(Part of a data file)
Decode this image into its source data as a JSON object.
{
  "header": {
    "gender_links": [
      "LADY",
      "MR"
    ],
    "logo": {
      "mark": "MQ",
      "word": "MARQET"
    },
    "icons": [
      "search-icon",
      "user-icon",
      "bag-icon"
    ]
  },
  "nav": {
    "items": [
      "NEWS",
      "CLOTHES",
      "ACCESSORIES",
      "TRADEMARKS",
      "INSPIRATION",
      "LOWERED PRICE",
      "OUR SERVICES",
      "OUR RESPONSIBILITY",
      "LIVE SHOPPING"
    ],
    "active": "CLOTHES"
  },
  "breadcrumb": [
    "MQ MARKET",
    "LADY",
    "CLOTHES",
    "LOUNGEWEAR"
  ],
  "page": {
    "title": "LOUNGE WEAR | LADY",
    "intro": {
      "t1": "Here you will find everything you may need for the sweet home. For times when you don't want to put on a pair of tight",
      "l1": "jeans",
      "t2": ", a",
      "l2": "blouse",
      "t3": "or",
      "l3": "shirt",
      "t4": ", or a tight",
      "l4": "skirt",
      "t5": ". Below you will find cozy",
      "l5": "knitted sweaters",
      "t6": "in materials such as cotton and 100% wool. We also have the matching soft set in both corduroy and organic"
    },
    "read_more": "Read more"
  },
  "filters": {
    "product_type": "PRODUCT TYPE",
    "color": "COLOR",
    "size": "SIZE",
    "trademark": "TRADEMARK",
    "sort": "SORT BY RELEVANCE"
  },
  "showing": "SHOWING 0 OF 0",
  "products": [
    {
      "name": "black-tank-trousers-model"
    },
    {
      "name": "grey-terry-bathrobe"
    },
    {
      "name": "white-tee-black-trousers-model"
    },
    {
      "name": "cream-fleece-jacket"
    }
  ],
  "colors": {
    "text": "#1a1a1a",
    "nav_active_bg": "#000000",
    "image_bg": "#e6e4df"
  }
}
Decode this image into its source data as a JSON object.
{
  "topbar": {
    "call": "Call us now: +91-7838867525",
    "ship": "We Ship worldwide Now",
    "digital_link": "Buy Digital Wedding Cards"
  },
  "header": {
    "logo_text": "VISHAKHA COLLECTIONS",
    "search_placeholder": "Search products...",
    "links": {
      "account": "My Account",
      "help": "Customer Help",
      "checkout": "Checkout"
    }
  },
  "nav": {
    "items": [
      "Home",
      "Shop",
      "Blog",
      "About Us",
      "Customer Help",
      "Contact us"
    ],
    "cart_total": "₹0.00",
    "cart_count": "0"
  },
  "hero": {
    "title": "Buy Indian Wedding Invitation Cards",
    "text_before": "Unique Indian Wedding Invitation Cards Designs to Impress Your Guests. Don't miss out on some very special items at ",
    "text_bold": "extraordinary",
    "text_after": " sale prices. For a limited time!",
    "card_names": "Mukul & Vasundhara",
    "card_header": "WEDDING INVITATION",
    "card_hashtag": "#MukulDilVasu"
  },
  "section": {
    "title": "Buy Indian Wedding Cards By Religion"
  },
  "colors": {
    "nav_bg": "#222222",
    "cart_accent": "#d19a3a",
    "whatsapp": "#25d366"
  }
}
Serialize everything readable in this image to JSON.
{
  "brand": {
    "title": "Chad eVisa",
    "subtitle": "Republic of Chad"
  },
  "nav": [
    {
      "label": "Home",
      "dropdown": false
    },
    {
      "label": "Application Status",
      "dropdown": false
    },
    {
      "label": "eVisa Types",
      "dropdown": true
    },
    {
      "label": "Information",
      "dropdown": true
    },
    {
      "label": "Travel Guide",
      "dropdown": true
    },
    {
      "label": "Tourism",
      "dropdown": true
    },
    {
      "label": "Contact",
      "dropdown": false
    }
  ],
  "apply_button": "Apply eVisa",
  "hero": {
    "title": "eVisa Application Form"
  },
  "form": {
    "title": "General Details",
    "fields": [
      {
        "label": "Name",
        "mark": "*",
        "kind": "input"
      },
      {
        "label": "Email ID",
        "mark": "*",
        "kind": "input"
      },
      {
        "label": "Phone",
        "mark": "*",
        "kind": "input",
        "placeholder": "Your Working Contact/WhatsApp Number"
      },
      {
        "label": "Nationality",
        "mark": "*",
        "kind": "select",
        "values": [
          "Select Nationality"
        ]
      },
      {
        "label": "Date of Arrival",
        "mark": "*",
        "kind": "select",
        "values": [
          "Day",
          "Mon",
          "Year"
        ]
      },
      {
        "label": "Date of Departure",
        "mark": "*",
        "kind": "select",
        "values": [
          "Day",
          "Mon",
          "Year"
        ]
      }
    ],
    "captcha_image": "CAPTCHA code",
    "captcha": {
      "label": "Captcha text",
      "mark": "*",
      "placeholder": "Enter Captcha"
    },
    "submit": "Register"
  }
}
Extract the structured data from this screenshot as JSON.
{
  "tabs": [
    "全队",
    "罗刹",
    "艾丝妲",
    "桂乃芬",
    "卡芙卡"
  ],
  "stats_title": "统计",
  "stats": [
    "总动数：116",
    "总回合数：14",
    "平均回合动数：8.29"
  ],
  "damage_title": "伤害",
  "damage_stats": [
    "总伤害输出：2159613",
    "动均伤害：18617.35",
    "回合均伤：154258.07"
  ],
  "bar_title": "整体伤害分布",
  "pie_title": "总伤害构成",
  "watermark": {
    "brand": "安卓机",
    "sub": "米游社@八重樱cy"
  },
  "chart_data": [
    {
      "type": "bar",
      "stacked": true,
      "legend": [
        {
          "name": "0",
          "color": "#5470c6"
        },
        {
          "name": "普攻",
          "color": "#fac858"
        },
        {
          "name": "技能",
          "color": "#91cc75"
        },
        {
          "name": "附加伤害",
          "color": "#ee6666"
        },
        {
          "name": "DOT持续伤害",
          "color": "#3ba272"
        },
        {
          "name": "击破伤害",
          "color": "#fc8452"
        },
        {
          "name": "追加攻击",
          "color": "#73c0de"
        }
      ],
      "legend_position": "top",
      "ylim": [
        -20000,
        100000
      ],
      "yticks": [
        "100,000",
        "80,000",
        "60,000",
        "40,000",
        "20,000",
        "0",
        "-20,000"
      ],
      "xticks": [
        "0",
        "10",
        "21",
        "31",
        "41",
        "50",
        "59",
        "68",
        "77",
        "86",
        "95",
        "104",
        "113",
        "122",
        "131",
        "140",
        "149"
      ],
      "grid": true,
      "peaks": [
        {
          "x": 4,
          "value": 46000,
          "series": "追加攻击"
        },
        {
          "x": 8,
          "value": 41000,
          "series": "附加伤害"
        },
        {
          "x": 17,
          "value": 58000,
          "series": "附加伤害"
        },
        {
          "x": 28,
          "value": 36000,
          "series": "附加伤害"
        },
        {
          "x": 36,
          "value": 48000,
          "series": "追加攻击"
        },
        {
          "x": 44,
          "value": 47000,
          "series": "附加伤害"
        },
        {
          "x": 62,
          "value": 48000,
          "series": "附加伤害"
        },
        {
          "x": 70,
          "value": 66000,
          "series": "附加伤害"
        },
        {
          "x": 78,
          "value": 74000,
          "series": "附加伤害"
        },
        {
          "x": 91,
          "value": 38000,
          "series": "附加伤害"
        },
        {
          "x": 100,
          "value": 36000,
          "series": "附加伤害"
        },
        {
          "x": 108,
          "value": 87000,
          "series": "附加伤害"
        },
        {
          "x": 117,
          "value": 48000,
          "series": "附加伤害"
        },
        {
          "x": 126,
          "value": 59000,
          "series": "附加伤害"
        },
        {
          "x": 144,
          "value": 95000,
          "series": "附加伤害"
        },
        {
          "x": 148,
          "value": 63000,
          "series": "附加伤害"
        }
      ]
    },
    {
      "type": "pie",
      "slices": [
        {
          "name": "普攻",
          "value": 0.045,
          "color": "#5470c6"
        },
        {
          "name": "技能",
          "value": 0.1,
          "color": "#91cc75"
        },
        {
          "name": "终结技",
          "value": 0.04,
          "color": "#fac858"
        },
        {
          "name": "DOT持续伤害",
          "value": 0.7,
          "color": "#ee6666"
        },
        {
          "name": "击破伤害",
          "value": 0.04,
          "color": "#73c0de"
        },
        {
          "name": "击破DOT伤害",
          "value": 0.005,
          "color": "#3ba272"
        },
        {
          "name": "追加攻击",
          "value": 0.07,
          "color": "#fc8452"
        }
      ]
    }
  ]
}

» **SHORT PROBLEM**
Gather up every line from the listing above in which the word "tight" occurs.

» **TASK ANSWER**
      "t1": "Here you will find everything you may need for the sweet home. For times when you don't want to put on a pair of tight",
      "t4": ", or a tight",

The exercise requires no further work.